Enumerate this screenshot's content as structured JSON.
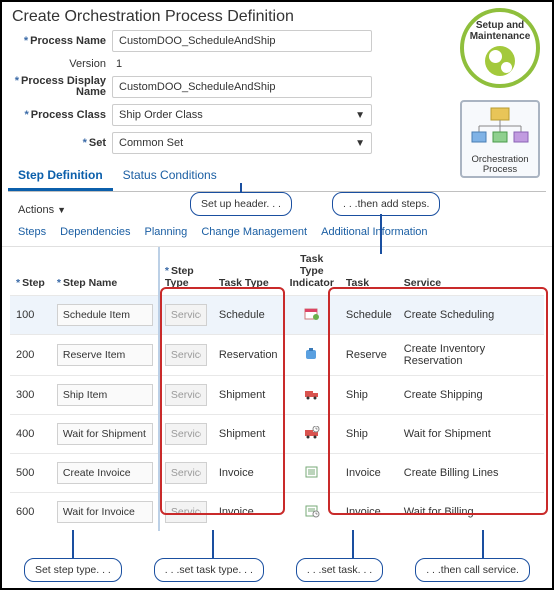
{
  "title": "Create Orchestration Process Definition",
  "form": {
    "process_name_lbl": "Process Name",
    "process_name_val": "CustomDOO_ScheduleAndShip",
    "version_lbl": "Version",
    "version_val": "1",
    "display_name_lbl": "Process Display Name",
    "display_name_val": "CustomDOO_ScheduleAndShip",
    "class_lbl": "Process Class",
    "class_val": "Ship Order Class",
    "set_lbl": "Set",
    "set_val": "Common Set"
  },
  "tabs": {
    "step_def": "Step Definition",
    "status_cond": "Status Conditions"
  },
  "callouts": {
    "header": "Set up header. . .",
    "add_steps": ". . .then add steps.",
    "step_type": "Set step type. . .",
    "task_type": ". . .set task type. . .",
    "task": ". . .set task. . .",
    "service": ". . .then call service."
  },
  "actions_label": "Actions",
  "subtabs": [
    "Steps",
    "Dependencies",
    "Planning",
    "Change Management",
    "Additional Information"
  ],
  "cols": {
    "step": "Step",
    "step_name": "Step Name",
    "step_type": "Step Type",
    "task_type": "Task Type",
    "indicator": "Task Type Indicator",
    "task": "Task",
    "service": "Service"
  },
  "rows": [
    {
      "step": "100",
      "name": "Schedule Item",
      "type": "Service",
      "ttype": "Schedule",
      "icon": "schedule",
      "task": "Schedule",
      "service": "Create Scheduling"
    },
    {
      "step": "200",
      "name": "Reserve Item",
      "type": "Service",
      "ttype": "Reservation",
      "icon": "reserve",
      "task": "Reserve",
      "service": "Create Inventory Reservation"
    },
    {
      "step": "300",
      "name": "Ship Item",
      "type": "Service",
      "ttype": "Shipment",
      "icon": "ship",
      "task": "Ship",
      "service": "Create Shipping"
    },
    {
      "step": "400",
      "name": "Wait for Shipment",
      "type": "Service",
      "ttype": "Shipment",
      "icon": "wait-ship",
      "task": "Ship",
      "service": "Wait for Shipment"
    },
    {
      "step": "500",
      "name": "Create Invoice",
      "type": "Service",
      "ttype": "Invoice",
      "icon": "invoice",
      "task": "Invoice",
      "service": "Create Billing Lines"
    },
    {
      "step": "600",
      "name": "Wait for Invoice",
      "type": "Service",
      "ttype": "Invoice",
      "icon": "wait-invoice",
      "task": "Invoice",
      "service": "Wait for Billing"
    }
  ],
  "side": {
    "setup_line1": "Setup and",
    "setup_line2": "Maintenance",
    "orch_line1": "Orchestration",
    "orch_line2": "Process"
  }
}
———
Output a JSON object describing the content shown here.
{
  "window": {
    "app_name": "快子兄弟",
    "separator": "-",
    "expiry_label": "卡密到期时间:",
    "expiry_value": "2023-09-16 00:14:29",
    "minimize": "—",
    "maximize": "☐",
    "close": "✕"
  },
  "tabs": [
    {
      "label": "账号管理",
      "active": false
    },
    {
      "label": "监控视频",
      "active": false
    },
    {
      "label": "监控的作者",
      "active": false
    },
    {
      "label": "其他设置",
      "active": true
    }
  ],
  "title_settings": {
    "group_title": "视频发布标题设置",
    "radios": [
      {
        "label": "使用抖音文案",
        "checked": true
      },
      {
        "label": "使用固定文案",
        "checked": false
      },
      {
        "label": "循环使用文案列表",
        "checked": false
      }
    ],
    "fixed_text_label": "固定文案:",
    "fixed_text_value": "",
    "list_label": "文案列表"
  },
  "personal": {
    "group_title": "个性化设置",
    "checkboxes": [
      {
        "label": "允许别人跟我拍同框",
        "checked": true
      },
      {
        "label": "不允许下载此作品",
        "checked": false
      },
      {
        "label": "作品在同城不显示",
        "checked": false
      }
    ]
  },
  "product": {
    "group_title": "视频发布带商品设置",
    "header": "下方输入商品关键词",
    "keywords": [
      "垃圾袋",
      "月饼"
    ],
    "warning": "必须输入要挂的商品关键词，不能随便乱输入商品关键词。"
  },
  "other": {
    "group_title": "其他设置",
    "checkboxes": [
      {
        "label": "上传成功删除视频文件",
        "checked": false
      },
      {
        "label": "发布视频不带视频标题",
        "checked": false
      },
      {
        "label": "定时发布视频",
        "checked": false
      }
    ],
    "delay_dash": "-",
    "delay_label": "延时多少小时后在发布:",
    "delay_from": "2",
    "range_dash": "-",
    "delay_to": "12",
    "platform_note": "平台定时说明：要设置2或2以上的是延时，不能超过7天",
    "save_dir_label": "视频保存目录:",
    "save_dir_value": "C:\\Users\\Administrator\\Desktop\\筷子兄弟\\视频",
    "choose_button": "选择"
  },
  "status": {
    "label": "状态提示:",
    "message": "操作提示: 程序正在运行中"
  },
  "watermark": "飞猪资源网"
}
———
**Written problem:**
Lines that include the word "content" are to be extracted from the data above.

**Response to the exercise:**
Enumerate this screenshot's content as structured JSON.
Output a JSON object describing the content shown here.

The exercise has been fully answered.